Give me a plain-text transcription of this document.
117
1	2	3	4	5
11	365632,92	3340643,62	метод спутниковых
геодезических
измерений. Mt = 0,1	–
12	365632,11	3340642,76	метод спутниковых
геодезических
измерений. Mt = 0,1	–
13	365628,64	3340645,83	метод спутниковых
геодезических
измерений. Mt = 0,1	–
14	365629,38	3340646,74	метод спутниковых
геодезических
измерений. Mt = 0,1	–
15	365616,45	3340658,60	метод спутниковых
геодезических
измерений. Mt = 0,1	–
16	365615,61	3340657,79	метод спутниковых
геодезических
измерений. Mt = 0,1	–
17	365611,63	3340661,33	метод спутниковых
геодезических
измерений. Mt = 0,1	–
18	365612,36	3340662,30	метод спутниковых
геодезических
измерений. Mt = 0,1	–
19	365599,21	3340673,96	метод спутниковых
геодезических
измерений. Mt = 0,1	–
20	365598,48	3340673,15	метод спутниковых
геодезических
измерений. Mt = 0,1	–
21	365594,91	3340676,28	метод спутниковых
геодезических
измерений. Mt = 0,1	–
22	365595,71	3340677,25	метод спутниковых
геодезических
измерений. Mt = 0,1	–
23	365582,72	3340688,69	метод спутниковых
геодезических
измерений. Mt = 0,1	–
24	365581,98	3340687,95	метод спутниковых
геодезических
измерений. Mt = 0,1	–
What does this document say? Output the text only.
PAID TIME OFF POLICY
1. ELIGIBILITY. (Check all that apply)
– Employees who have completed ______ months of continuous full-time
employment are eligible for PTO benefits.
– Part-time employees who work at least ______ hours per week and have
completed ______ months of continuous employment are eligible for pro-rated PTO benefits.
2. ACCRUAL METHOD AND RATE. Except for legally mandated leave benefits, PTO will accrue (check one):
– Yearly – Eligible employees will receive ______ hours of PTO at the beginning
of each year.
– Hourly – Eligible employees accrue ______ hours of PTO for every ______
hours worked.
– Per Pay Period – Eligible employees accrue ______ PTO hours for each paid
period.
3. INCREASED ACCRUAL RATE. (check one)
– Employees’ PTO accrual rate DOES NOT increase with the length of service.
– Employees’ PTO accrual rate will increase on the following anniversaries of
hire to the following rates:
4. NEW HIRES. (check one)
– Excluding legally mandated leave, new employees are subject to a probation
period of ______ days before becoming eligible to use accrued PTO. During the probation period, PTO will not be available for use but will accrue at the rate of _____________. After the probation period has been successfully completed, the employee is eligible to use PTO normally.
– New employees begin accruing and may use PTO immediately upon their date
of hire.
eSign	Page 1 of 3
===
### [What is expected]
Return, word for word, every line from the line with "What does this" to the final line of the data.

### [Worked solution]
What does this document say? Output the text only.
PAID TIME OFF POLICY
1. ELIGIBILITY. (Check all that apply)
– Employees who have completed ______ months of continuous full-time
employment are eligible for PTO benefits.
– Part-time employees who work at least ______ hours per week and have
completed ______ months of continuous employment are eligible for pro-rated PTO benefits.
2. ACCRUAL METHOD AND RATE. Except for legally mandated leave benefits, PTO will accrue (check one):
– Yearly – Eligible employees will receive ______ hours of PTO at the beginning
of each year.
– Hourly – Eligible employees accrue ______ hours of PTO for every ______
hours worked.
– Per Pay Period – Eligible employees accrue ______ PTO hours for each paid
period.
3. INCREASED ACCRUAL RATE. (check one)
– Employees’ PTO accrual rate DOES NOT increase with the length of service.
– Employees’ PTO accrual rate will increase on the following anniversaries of
hire to the following rates:
4. NEW HIRES. (check one)
– Excluding legally mandated leave, new employees are subject to a probation
period of ______ days before becoming eligible to use accrued PTO. During the probation period, PTO will not be available for use but will accrue at the rate of _____________. After the probation period has been successfully completed, the employee is eligible to use PTO normally.
– New employees begin accruing and may use PTO immediately upon their date
of hire.
eSign	Page 1 of 3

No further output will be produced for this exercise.